Extract to read:
* * *

To participants, the system looked and felt like a system of private finance. And when in 2009 the Obama administration changed the rules to put the private lenders out of business, critics accused it of a "government takeover" of a business that only existed because the government had brought it into being.
The vast American system of employer-provided healthcare exists only because the government declines to treat employer-provided benefits as taxable income—a subsidy worth almost $200 billion a year.
Retirement savings are supported by tax exclusions and tax credits that have conjured into being the vast 401K industry.
Before the housing crash, the typical new American home was almost 25% larger than the typical new Canadian home largely due to another government subsidy, the tax exclusion of mortgage interest—another $200 billion a year.
These subsidies provide greater benefits to higher earners, while sustaining in their beneficiaries a gratifying feeling of self-sufficiency.
Mettles' critique of the submerged state is both challenging and troubling. Challenging, because she's surely correct that this is a wildly inefficient way to run social provision, subject to capture by provider interests. Troubling, because she often writes as if inculcating a feeling of dependency on government were a valuable social project in itself.
The question is, can reform be considered successful if it goes unnoticed? In a system of representative government, the answer is no. A new law may reduce inequality by transferring resources to low- and middle-income people, but if it neglects to reveal to citizens what government will do or has done on their behalf, it may likely fail. It may not garner sufficient support from citizens to strengthen the resolve of enough elected officials to vote in favor of it, ensuring its passage. If enacted, it may prove unsustainable, as opponents dismantle it or undermine implementation. It may leave many of its proponents vulnerable at the next election, and if they lose their seats, it will be abandoned by its best defenders and may prove unsustainable. And it will surely mean that the policy does nothing to restore citizens' confidence in government, their awareness of the role government plays in their lives, or their engagement in the political process. [Italics added]
The slogan "Get your government off my Medicare" is ludicrous enough. You can understand why it vexes supporters of activist government. But to design an entire theory of the state with a view to correcting this mistake? That seems an over-investment, doesn't it?
Especially since, after all, Medicare is very much part of the unsubmerged state. Short of nationalizing the hospitals and conscripting all doctors onto the government payroll, it's hard to imagine how Medicare could possibly be more closely identified with government than it is. Yet that visibility has not only failed to mobilize the kind of pro-government constituency Mettles would like to see—it has not even prevented present Medicare beneficiaries from rallying to the Ryan plan to withdraw the Medicare guarantee from Americans younger than age 55.
As many commentators have pointed out, the key variable in Americans' thinking about government benefits is not visibility, but deservedness: benefits that have somehow been earned by those entitled to them (veterans, the elderly) versus welfare that is sponged by the unentitled.
If a program falls into the latter category, it does not gain support because it is more visible. What could be more visible than public housing? And when submerged benefits are made more visible, what seems often to happen is that those benefits become more vulnerable, not less. That seems to be the story of the Earned Income Tax Credit at least.
As a plea for a more rational structure of government provision, The Submerged State carries force. As a program for renewing liberalism's popular appeal—not so much.

* * *

Dataset records:
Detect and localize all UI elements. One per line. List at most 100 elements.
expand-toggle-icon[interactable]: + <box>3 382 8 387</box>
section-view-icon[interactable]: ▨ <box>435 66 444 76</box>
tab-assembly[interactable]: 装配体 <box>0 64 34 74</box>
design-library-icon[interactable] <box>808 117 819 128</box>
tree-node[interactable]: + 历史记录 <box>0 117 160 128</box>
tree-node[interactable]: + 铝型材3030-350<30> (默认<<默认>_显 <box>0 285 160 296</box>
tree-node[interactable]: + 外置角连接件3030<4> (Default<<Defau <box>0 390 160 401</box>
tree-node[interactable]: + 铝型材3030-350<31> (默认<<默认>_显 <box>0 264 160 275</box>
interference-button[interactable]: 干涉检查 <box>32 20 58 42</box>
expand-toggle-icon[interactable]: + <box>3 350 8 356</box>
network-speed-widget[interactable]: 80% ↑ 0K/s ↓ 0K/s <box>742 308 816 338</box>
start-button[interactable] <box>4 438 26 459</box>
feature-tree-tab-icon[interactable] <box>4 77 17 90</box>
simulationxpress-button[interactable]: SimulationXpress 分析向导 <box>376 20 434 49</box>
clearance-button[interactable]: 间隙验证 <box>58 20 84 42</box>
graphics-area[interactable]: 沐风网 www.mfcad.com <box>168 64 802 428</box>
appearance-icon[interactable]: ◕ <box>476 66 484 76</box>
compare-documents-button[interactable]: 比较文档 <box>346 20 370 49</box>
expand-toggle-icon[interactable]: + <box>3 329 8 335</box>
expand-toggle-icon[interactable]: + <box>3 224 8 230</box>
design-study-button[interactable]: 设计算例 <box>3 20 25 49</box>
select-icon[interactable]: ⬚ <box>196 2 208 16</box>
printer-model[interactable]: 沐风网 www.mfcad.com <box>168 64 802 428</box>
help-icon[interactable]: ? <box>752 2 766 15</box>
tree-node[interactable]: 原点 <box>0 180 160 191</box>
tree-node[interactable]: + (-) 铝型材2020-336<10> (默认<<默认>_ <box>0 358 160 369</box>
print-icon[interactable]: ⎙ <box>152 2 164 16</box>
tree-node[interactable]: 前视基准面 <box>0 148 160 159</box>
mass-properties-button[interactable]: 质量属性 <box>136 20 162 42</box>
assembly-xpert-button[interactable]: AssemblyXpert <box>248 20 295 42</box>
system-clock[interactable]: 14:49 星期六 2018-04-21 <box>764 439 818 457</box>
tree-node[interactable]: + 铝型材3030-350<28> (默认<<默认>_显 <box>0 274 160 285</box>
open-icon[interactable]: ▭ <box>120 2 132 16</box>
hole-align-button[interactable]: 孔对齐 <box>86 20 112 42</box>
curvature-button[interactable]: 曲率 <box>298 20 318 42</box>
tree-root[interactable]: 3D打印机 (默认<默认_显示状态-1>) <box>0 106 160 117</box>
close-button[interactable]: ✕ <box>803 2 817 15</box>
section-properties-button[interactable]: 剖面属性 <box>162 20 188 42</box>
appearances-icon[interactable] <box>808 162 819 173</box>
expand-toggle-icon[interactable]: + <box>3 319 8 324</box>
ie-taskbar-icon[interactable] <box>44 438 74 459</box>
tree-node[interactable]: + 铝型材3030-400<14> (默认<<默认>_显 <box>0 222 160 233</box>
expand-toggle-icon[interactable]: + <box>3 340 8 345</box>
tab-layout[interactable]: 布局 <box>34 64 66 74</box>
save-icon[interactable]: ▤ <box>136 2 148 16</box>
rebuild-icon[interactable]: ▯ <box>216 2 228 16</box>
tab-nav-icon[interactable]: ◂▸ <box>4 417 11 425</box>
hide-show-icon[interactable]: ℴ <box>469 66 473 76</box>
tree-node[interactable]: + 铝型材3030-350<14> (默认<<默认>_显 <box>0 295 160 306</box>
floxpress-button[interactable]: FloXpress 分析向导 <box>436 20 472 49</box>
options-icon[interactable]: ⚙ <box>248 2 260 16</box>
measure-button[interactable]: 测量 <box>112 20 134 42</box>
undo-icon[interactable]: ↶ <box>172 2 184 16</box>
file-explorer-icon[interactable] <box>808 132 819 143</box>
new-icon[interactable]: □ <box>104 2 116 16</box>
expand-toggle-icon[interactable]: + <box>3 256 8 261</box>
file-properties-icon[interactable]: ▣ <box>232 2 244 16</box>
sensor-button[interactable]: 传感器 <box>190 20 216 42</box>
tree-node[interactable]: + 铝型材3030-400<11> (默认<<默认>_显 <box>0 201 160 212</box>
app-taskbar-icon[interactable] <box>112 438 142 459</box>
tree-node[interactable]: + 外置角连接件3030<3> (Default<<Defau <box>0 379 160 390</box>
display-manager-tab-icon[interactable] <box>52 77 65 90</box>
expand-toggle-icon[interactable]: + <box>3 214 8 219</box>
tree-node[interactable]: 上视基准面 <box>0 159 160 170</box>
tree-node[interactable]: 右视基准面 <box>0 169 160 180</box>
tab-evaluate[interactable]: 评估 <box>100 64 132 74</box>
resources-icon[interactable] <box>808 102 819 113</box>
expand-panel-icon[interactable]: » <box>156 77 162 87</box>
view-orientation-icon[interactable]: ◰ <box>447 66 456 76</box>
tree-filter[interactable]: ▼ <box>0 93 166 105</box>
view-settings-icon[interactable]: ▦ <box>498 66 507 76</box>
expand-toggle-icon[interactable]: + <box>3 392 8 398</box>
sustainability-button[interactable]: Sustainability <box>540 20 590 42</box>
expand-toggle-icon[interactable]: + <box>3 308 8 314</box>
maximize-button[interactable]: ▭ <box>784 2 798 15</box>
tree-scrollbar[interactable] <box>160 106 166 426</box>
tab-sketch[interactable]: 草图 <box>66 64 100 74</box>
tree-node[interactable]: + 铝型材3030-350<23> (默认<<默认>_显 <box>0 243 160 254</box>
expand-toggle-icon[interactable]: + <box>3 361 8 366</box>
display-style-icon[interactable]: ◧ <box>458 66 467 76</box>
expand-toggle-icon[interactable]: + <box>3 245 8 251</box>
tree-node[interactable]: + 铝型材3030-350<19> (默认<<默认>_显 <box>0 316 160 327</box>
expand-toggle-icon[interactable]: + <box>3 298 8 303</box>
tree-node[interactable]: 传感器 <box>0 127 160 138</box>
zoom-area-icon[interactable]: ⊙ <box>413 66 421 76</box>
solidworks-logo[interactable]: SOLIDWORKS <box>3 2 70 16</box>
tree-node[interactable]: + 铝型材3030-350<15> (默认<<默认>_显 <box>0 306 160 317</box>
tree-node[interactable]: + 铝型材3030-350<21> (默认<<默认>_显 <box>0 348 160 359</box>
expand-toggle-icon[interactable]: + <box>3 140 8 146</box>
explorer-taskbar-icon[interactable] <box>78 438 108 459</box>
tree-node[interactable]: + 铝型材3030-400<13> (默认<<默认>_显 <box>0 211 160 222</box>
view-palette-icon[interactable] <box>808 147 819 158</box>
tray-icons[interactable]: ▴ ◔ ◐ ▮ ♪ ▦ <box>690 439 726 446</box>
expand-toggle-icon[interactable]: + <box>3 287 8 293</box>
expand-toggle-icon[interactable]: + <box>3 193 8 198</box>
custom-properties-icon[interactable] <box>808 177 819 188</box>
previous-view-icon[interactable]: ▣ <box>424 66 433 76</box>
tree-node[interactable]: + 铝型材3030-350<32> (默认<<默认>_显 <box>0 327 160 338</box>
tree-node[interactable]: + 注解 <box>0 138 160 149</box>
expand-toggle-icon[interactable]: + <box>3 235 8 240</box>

* * *

Tasks and exercises:
1. In the review of the submerged state shown above the rows, copy out the passage starting with "As many commentators" and going on through "Credit at least.".
2. Answer these questions from the review of the submerged state:
(a) How much per year is the tax treatment of employer-provided benefits worth as a subsidy?
(b) Which Americans would the Ryan plan withdraw the Medicare guarantee from?
(c) Which tax credit is named as an example of submerged benefits becoming more vulnerable once made more visible?
3. Decide whether each statement agrees with the review of the submerged state. Answer yes or no, and quote the words that settle it.
(a) Before the housing crash, the typical new American home was almost 25% larger than the typical new Canadian home.
(b) The key variable in Americans' thinking about government benefits is visibility.
(c) In 2009 the Obama administration changed the rules to put the private lenders out of business.

Exercise answers:
1.
As many commentators have pointed out, the key variable in Americans' thinking about government benefits is not visibility, but deservedness: benefits that have somehow been earned by those entitled to them (veterans, the elderly) versus welfare that is sponged by the unentitled.
If a program falls into the latter category, it does not gain support because it is more visible. What could be more visible than public housing? And when submerged benefits are made more visible, what seems often to happen is that those benefits become more vulnerable, not less. That seems to be the story of the Earned Income Tax Credit at least.

2.
(a) Almost $200 billion a year.
(b) Americans younger than age 55.
(c) The Earned Income Tax Credit.

3.
(a) Yes: "the typical new American home was almost 25% larger than the typical new Canadian home"
(b) No: "the key variable in Americans' thinking about government benefits is not visibility, but deservedness"
(c) Yes: "when in 2009 the Obama administration changed the rules to put the private lenders out of business"